Extracted data entries:
— begin —

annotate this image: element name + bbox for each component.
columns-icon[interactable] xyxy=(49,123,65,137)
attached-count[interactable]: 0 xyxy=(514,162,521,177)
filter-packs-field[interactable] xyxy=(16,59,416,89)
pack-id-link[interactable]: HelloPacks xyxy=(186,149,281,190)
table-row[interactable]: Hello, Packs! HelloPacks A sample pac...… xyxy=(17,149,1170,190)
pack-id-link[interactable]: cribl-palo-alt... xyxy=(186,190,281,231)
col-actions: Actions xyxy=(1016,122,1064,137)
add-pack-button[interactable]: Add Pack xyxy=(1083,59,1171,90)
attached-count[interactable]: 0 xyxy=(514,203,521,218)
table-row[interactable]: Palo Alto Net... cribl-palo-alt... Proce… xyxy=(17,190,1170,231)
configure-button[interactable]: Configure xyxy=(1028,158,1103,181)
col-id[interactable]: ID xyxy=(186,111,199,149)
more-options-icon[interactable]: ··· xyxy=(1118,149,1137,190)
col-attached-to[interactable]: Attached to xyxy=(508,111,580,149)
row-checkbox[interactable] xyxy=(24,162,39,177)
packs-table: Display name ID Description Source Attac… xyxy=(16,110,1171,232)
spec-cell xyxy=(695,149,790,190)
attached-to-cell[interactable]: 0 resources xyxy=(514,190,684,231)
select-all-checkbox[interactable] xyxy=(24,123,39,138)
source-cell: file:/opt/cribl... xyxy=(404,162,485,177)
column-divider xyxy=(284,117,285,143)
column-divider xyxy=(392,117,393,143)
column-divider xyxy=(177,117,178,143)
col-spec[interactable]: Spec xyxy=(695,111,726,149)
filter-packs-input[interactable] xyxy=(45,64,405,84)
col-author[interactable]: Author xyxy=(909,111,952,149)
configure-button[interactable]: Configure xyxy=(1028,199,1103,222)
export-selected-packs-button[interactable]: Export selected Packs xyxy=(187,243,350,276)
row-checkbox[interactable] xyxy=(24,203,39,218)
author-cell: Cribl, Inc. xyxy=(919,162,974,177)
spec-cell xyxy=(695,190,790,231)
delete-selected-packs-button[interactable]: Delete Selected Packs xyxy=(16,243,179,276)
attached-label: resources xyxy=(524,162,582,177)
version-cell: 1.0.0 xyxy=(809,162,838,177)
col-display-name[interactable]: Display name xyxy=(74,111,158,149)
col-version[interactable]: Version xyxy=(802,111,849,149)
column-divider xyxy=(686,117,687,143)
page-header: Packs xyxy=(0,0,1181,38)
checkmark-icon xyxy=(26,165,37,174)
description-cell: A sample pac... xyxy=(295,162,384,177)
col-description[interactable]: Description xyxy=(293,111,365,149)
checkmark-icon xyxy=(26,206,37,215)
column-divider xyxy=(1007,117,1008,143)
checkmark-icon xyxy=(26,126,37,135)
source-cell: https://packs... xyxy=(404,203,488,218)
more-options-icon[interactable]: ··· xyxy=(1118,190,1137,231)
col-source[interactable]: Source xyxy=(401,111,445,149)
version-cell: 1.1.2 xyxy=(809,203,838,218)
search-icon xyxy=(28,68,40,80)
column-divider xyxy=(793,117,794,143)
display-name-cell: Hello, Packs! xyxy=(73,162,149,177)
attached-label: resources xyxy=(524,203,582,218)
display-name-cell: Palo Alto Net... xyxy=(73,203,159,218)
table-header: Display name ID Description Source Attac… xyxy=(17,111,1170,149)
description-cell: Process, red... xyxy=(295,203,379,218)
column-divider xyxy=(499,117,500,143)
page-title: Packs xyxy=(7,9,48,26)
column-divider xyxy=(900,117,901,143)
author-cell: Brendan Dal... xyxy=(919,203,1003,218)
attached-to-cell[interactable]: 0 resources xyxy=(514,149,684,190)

— end —

What the exercise asks: Retype the rows above, from the first row through the one containing "col-spec[interactable]: Spec xyxy=(695,111,726,149)".

Result of this task:
annotate this image: element name + bbox for each component.
columns-icon[interactable] xyxy=(49,123,65,137)
attached-count[interactable]: 0 xyxy=(514,162,521,177)
filter-packs-field[interactable] xyxy=(16,59,416,89)
pack-id-link[interactable]: HelloPacks xyxy=(186,149,281,190)
table-row[interactable]: Hello, Packs! HelloPacks A sample pac...… xyxy=(17,149,1170,190)
pack-id-link[interactable]: cribl-palo-alt... xyxy=(186,190,281,231)
col-actions: Actions xyxy=(1016,122,1064,137)
add-pack-button[interactable]: Add Pack xyxy=(1083,59,1171,90)
attached-count[interactable]: 0 xyxy=(514,203,521,218)
table-row[interactable]: Palo Alto Net... cribl-palo-alt... Proce… xyxy=(17,190,1170,231)
configure-button[interactable]: Configure xyxy=(1028,158,1103,181)
col-id[interactable]: ID xyxy=(186,111,199,149)
more-options-icon[interactable]: ··· xyxy=(1118,149,1137,190)
col-attached-to[interactable]: Attached to xyxy=(508,111,580,149)
row-checkbox[interactable] xyxy=(24,162,39,177)
packs-table: Display name ID Description Source Attac… xyxy=(16,110,1171,232)
spec-cell xyxy=(695,149,790,190)
attached-to-cell[interactable]: 0 resources xyxy=(514,190,684,231)
select-all-checkbox[interactable] xyxy=(24,123,39,138)
source-cell: file:/opt/cribl... xyxy=(404,162,485,177)
column-divider xyxy=(284,117,285,143)
column-divider xyxy=(392,117,393,143)
column-divider xyxy=(177,117,178,143)
col-spec[interactable]: Spec xyxy=(695,111,726,149)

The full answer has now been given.